[Stated goal] Your task is to copy every line of the records below that contains "this".

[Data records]
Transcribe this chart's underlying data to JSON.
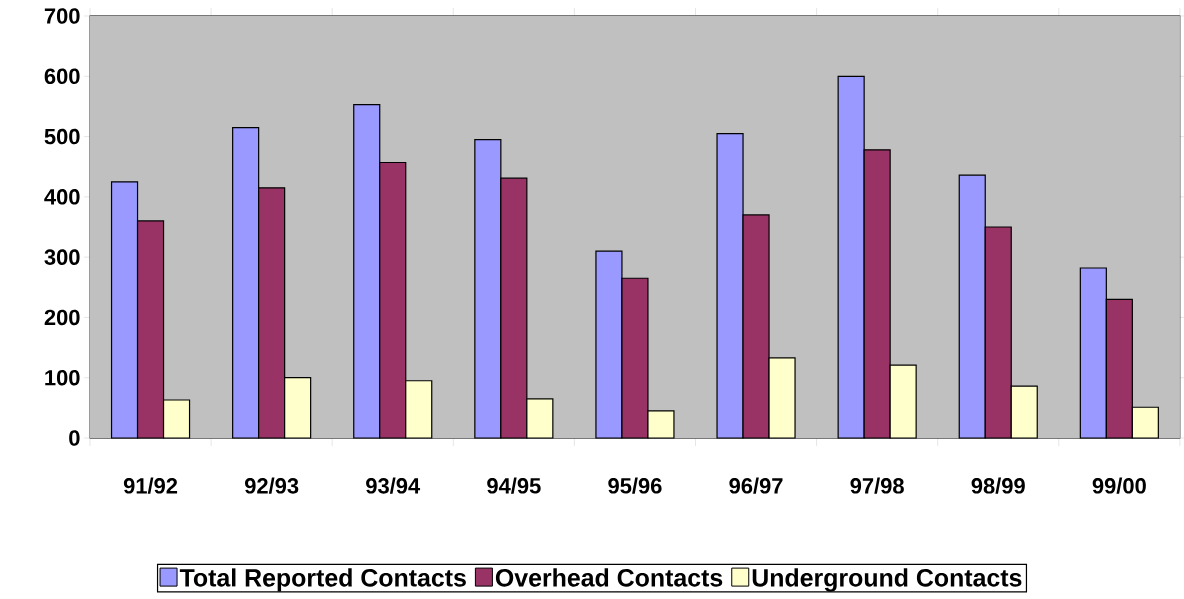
{
  "chart_data": {
    "type": "bar",
    "categories": [
      "91/92",
      "92/93",
      "93/94",
      "94/95",
      "95/96",
      "96/97",
      "97/98",
      "98/99",
      "99/00"
    ],
    "series": [
      {
        "name": "Total Reported Contacts",
        "color": "#9999ff",
        "values": [
          425,
          515,
          553,
          495,
          310,
          505,
          600,
          436,
          282
        ]
      },
      {
        "name": "Overhead Contacts",
        "color": "#993366",
        "values": [
          360,
          415,
          457,
          431,
          265,
          370,
          478,
          350,
          230
        ]
      },
      {
        "name": "Underground Contacts",
        "color": "#ffffcc",
        "values": [
          63,
          100,
          95,
          65,
          45,
          133,
          121,
          86,
          51
        ]
      }
    ],
    "ylim": [
      0,
      700
    ],
    "yticks": [
      0,
      100,
      200,
      300,
      400,
      500,
      600,
      700
    ],
    "grid": "y",
    "legend": "bottom"
  }
}
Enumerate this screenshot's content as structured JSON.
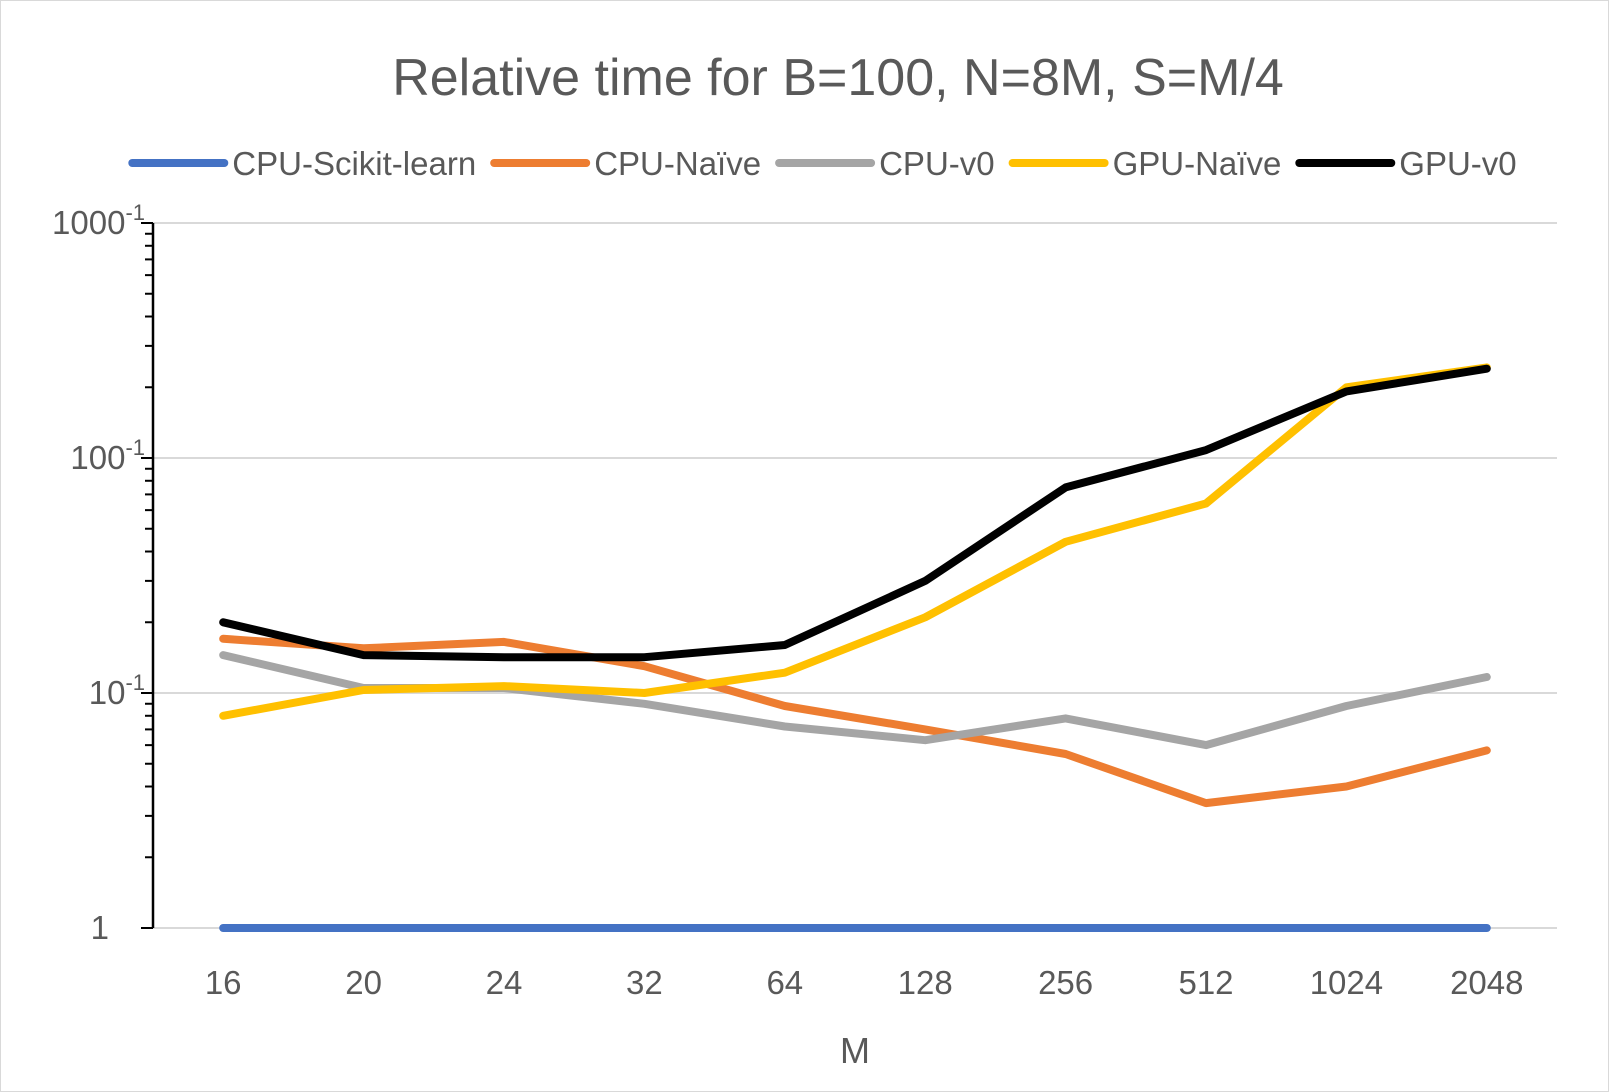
{
  "chart_data": {
    "type": "line",
    "title": "Relative time for B=100, N=8M, S=M/4",
    "xlabel": "M",
    "ylabel": "",
    "y_scale": "log10",
    "ylim": [
      1,
      1000
    ],
    "y_ticks": [
      {
        "value": 1,
        "base": "1",
        "exp": ""
      },
      {
        "value": 10,
        "base": "10",
        "exp": "-1"
      },
      {
        "value": 100,
        "base": "100",
        "exp": "-1"
      },
      {
        "value": 1000,
        "base": "1000",
        "exp": "-1"
      }
    ],
    "categories": [
      "16",
      "20",
      "24",
      "32",
      "64",
      "128",
      "256",
      "512",
      "1024",
      "2048"
    ],
    "legend_position": "top",
    "series": [
      {
        "name": "CPU-Scikit-learn",
        "color": "#4472c4",
        "values": [
          1,
          1,
          1,
          1,
          1,
          1,
          1,
          1,
          1,
          1
        ]
      },
      {
        "name": "CPU-Naïve",
        "color": "#ed7d31",
        "values": [
          17,
          15.5,
          16.5,
          13,
          8.8,
          7,
          5.5,
          3.4,
          4,
          5.7
        ]
      },
      {
        "name": "CPU-v0",
        "color": "#a5a5a5",
        "values": [
          14.5,
          10.5,
          10.5,
          9,
          7.2,
          6.3,
          7.8,
          6,
          8.8,
          11.7
        ]
      },
      {
        "name": "GPU-Naïve",
        "color": "#ffc000",
        "values": [
          8,
          10.3,
          10.7,
          10,
          12.2,
          21,
          44,
          64,
          200,
          243
        ]
      },
      {
        "name": "GPU-v0",
        "color": "#000000",
        "values": [
          20,
          14.5,
          14.2,
          14.2,
          16,
          30,
          75,
          108,
          192,
          240
        ]
      }
    ]
  }
}
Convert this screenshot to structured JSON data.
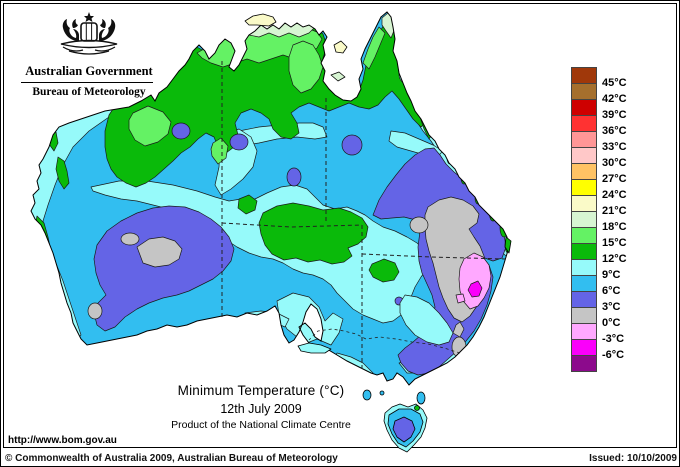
{
  "header": {
    "government": "Australian Government",
    "bureau": "Bureau of Meteorology"
  },
  "titles": {
    "main": "Minimum Temperature (°C)",
    "date": "12th July 2009",
    "product": "Product of the National Climate Centre"
  },
  "url": "http://www.bom.gov.au",
  "footer": {
    "copyright": "© Commonwealth of Australia 2009, Australian Bureau of Meteorology",
    "issued": "Issued: 10/10/2009"
  },
  "legend": {
    "items": [
      {
        "color": "#A0380A",
        "label": "45°C"
      },
      {
        "color": "#A56F2D",
        "label": "42°C"
      },
      {
        "color": "#CE0000",
        "label": "39°C"
      },
      {
        "color": "#FF3232",
        "label": "36°C"
      },
      {
        "color": "#FF9696",
        "label": "33°C"
      },
      {
        "color": "#FFC8C8",
        "label": "30°C"
      },
      {
        "color": "#FFC364",
        "label": "27°C"
      },
      {
        "color": "#FFFF00",
        "label": "24°C"
      },
      {
        "color": "#FAFAC8",
        "label": "21°C"
      },
      {
        "color": "#D7F5D2",
        "label": "18°C"
      },
      {
        "color": "#64F264",
        "label": "15°C"
      },
      {
        "color": "#0ABA0A",
        "label": "12°C"
      },
      {
        "color": "#96FAFA",
        "label": "9°C"
      },
      {
        "color": "#32BEF0",
        "label": "6°C"
      },
      {
        "color": "#6464E6",
        "label": "3°C"
      },
      {
        "color": "#C5C5C5",
        "label": "0°C"
      },
      {
        "color": "#FFA8FF",
        "label": "-3°C"
      },
      {
        "color": "#FA00FA",
        "label": "-6°C"
      },
      {
        "color": "#8C0A8C",
        "label": ""
      }
    ]
  },
  "palette": {
    "c21": "#FAFAC8",
    "c18": "#D7F5D2",
    "c15": "#64F264",
    "c12": "#0ABA0A",
    "c9": "#96FAFA",
    "c6": "#32BEF0",
    "c3": "#6464E6",
    "c0": "#C5C5C5",
    "cm3": "#FFA8FF",
    "cm6": "#FA00FA"
  }
}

[Finished answer]
Transcribe this chart's underlying data to JSON.
Enumerate this screenshot's content as structured JSON.
Convert this screenshot to structured JSON data.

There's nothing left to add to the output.